▸ **What is being asked**: Note each line where "tomorrow" appears, and copy it.

▸ **Extracted information**:
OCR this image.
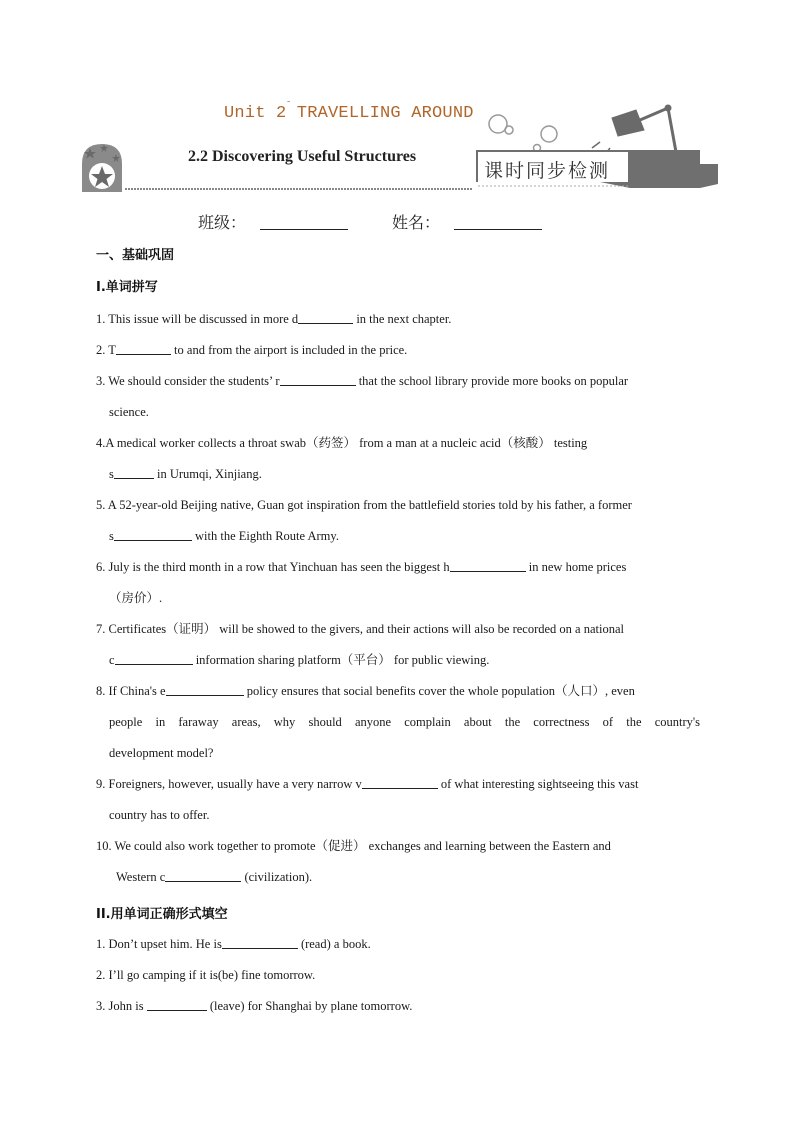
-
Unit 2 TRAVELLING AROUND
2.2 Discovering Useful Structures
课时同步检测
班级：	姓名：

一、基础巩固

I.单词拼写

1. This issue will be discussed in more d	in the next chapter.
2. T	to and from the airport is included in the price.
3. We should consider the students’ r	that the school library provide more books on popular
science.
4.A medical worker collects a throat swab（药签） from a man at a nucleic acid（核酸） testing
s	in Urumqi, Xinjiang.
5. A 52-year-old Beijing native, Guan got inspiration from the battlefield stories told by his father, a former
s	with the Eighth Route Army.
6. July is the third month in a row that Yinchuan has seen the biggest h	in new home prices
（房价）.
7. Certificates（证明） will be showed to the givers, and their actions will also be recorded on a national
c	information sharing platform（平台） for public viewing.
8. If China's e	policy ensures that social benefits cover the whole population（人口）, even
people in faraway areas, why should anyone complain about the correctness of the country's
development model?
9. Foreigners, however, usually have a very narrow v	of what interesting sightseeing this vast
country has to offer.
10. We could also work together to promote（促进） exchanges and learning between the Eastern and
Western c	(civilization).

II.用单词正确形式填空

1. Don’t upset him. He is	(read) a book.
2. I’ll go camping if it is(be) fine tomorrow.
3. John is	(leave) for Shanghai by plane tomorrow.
==
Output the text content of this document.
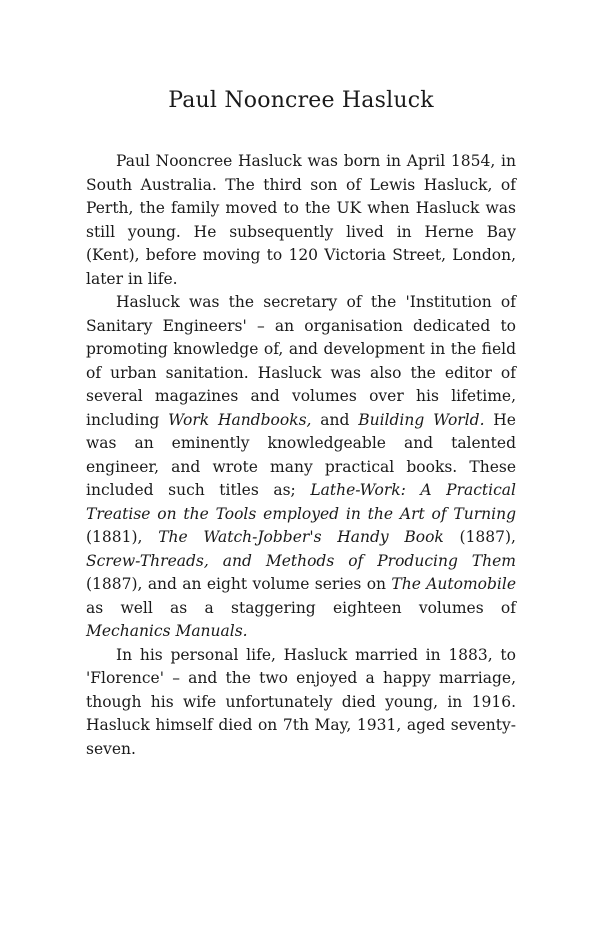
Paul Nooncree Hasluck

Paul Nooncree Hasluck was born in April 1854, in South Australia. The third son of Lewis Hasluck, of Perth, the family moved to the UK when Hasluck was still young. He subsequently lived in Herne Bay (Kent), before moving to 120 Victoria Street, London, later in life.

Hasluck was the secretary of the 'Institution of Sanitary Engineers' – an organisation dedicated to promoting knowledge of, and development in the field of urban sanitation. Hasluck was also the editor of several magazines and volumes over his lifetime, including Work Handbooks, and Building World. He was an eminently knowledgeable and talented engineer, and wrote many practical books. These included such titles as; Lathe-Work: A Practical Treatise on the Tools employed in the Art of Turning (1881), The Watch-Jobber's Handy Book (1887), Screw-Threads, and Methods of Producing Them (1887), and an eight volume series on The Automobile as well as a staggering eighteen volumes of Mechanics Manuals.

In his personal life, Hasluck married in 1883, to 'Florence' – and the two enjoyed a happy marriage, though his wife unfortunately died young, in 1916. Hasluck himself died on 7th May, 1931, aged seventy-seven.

▸ **Final result**:
2. I’ll go camping if it is(be) fine tomorrow.
3. John is	(leave) for Shanghai by plane tomorrow.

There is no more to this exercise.